» Aim a
According to the article about Disney's Asian resorts, how much did the Shanghai Disney Resort cost?

» Text provided
Do Disney outposts in Shanghai, Tokyo and Hong Kong hold allure for U.S. visitors?

Walt Disney Co. has planted its biggest flag with the opening of a third resort destination in Asia.

The Shanghai Disney Resort, which opened in June, cost at least $5.5 billion and sprawls across almost 1,000 acres of former farmland. It joins a two-park Tokyo resort (owned and operated by Japan-based Oriental Land Co. with a license from Disney) and a Hong Kong resort that debuted in 2005.

At their openings, both California Adventure in Anaheim, which opened in 2001, and Hong Kong Disneyland were met with criticism — that the parks were smaller, with too few original attractions, and that they were done on the cheap.

Disney couldn’t afford the same reaction in Shanghai, so it upped the ante. The resort encompasses two hotels, a lake, a mall akin to Downtown Disney and even a theater where “The Lion King” is performed nightly in Mandarin.

Shanghai Disneyland itself is huge, much bigger than any of Disney’s other castle-themed parks. The castle alone is large enough to house a restaurant, a salon, a stage show, a walk-through attraction and a boat ride.


Disney also set out to embrace local culture, heritage and cuisine rather than place an exclusively American stamp on Chinese soil. But familiar icons also are present, such as Disney music, character parades and partners such as Wolfgang Puck and Lego.

“Authentically Disney and distinctly Chinese,” Robert Iger, chairman and chief executive of Walt Disney Co., called the resort.

But are the Asian parks something American visitors should set their sights on?

What does a Californian encounter here? For those of us who don’t speak Japanese or Mandarin, are language obstacles difficult? Are there cultural hurdles? How do the costs compare with, say, a trip to Walt Disney World in Orlando, Fla.?

Most important — for those of us who grew up with Disneyland in our backyard — how much overlap is there at these parks with what’s just down the road in Anaheim?

With airfare bargains from LAX to Tokyo, Hong Kong and (especially) Shanghai increasingly common, in September I took advantage of a last-minute air deal to find out.


At Shanghai Disneyland, the most technologically advanced Disney theme park in the world, attractions dazzled, shows amused and mimed interactions with fellow visitors cheered my soul.

Layout records

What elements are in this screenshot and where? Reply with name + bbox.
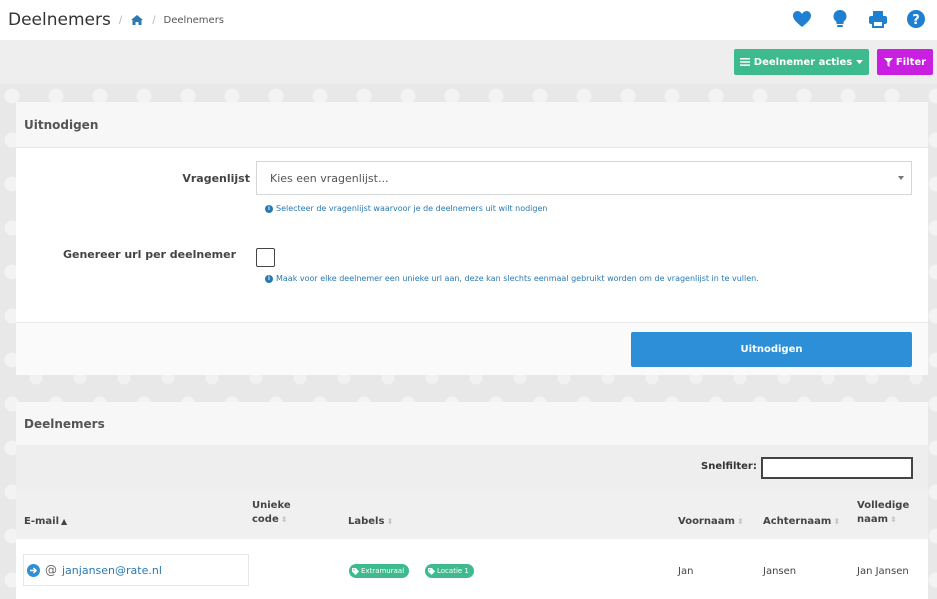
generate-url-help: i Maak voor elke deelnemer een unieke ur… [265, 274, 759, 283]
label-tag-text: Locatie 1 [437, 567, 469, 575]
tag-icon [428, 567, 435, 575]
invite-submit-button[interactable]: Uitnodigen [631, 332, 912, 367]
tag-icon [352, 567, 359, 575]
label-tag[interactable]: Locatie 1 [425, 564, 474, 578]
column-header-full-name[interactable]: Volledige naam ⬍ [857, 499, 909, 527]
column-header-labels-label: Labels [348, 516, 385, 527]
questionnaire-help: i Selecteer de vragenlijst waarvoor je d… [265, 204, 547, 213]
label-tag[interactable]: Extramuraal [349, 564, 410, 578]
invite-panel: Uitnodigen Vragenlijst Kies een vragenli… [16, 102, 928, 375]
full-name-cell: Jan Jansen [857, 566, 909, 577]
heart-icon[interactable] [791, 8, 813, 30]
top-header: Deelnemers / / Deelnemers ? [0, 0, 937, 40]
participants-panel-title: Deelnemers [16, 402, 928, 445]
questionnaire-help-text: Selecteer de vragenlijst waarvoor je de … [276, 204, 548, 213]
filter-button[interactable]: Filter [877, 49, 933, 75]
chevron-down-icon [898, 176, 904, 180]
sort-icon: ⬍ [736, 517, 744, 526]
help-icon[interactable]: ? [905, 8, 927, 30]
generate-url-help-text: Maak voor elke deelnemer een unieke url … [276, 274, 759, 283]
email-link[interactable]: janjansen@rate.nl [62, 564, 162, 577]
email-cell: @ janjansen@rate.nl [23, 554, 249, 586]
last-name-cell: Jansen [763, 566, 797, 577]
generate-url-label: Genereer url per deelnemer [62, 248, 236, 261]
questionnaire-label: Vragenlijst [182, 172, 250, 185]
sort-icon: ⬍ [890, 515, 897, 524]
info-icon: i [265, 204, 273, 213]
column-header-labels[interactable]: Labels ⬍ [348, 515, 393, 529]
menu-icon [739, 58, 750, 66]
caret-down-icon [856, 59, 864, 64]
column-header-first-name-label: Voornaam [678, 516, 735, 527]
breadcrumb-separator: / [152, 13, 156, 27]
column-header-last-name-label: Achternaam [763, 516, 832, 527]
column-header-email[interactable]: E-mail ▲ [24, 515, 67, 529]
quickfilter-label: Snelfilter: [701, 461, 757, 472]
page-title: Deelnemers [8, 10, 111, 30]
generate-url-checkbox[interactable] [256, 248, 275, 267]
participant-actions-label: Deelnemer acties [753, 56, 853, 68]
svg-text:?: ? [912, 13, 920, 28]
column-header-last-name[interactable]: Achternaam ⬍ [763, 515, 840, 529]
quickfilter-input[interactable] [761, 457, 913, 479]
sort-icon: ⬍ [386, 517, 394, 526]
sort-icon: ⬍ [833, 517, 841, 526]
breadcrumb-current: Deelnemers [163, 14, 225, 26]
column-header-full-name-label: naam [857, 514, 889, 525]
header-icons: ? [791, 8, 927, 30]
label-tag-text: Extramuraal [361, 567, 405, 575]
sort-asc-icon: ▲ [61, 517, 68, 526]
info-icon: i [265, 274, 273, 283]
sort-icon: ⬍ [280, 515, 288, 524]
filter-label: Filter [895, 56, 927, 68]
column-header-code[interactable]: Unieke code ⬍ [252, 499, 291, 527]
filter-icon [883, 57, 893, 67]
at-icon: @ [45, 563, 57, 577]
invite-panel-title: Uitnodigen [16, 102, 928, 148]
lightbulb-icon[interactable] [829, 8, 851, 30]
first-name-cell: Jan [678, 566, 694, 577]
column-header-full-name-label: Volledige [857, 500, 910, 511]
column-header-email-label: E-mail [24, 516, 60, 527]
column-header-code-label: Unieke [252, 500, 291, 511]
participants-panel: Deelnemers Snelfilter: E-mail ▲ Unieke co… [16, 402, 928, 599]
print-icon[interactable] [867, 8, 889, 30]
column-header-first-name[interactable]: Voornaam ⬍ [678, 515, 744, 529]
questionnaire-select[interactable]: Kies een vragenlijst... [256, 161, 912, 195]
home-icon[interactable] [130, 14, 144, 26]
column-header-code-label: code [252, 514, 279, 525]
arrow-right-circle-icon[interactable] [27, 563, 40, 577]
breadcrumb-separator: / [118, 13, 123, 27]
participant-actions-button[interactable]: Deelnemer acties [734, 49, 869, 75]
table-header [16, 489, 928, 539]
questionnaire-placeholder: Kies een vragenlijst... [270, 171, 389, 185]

==

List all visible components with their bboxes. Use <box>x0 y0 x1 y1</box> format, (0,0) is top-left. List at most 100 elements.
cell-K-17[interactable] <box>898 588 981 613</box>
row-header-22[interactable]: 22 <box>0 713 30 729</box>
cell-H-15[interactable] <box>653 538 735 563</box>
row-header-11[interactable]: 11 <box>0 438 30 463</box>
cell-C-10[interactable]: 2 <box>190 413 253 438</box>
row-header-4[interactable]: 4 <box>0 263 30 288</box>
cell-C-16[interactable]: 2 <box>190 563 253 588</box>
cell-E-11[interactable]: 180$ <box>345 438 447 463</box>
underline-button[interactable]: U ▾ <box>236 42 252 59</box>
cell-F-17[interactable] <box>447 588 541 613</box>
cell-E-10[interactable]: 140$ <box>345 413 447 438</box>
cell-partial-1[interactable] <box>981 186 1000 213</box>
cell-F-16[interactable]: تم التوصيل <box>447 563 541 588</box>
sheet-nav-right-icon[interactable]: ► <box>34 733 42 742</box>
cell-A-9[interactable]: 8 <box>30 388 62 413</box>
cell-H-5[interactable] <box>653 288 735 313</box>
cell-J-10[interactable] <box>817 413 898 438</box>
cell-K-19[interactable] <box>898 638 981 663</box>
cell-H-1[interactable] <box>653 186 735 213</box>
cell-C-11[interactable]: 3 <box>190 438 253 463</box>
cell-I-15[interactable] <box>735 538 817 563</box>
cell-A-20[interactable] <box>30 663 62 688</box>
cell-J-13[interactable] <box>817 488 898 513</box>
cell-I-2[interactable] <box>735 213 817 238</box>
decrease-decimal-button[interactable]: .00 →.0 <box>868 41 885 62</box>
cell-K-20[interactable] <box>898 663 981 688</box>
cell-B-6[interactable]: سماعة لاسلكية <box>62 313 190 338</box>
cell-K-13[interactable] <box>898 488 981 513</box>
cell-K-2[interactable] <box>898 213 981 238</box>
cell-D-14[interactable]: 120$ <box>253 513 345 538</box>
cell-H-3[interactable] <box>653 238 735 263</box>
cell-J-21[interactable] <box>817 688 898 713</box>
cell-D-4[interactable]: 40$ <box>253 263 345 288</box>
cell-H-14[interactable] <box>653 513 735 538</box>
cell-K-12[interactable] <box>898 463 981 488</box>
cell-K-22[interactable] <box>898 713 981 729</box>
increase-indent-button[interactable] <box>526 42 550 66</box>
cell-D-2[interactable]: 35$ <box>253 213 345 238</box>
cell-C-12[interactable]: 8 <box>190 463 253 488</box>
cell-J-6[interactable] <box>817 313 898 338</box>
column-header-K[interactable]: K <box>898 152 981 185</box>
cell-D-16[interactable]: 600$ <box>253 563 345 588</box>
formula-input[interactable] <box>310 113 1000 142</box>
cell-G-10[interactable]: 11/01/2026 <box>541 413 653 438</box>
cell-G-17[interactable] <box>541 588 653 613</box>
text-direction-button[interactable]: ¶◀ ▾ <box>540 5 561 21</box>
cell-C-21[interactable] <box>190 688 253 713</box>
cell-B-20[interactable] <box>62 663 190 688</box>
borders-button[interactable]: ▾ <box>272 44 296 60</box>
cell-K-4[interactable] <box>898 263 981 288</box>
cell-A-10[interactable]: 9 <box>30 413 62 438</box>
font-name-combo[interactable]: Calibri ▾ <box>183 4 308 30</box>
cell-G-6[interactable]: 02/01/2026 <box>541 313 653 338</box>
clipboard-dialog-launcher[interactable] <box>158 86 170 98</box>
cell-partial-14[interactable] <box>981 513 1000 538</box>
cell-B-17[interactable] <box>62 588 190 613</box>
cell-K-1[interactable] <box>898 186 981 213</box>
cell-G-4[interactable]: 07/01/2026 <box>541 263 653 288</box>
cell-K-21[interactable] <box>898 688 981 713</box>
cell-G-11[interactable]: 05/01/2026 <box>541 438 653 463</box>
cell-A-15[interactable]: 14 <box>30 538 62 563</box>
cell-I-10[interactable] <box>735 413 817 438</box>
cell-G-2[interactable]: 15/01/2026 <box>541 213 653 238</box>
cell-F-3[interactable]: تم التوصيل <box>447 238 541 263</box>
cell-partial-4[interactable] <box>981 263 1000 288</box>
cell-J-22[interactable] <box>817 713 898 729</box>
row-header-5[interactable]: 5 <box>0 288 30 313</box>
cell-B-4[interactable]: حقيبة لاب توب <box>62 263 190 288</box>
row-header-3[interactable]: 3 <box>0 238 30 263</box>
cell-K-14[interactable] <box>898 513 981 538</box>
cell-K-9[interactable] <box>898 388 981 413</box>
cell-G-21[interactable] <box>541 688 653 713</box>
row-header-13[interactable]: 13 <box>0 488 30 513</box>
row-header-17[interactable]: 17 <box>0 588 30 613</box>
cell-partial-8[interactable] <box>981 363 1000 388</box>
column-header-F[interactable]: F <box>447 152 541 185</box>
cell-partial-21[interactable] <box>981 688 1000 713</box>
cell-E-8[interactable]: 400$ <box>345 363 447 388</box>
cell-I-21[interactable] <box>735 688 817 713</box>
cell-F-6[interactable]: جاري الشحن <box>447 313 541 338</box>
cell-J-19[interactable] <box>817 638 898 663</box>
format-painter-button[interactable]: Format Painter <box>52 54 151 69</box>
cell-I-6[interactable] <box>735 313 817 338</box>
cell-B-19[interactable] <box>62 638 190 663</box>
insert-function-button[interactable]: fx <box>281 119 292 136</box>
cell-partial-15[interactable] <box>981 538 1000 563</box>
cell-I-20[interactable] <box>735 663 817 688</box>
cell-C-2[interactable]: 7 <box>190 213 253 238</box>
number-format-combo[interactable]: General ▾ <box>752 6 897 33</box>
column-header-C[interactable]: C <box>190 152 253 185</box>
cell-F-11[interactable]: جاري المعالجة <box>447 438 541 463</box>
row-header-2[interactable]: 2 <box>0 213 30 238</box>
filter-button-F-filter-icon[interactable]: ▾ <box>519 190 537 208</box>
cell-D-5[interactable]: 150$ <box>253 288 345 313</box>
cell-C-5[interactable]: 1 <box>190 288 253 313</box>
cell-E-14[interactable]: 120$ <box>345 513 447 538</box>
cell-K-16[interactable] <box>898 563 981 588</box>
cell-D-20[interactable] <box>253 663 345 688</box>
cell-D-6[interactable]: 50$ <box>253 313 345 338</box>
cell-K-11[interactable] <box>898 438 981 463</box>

» Aim b
Arrange the layout rows from the one containing "generate-url-help: i Maak" through the one containing "column-header-labels-label: Labels [348, 516, 385, 527]", both included, as a Markdown table with the columns No. and Line. Leave out blank lines.

» Correct answer a
At least $5.5 billion.

» Correct answer b
| No. | Line |
|---|---|
| 1 | generate-url-help: i Maak voor elke deelnemer een unieke ur… [265, 274, 759, 283] |
| 2 | label-tag-text: Locatie 1 [437, 567, 469, 575] |
| 3 | tag-icon [428, 567, 435, 575] |
| 4 | invite-submit-button[interactable]: Uitnodigen [631, 332, 912, 367] |
| 5 | tag-icon [352, 567, 359, 575] |
| 6 | label-tag[interactable]: Locatie 1 [425, 564, 474, 578] |
| 7 | column-header-full-name[interactable]: Volledige naam ⬍ [857, 499, 909, 527] |
| 8 | column-header-labels-label: Labels [348, 516, 385, 527] |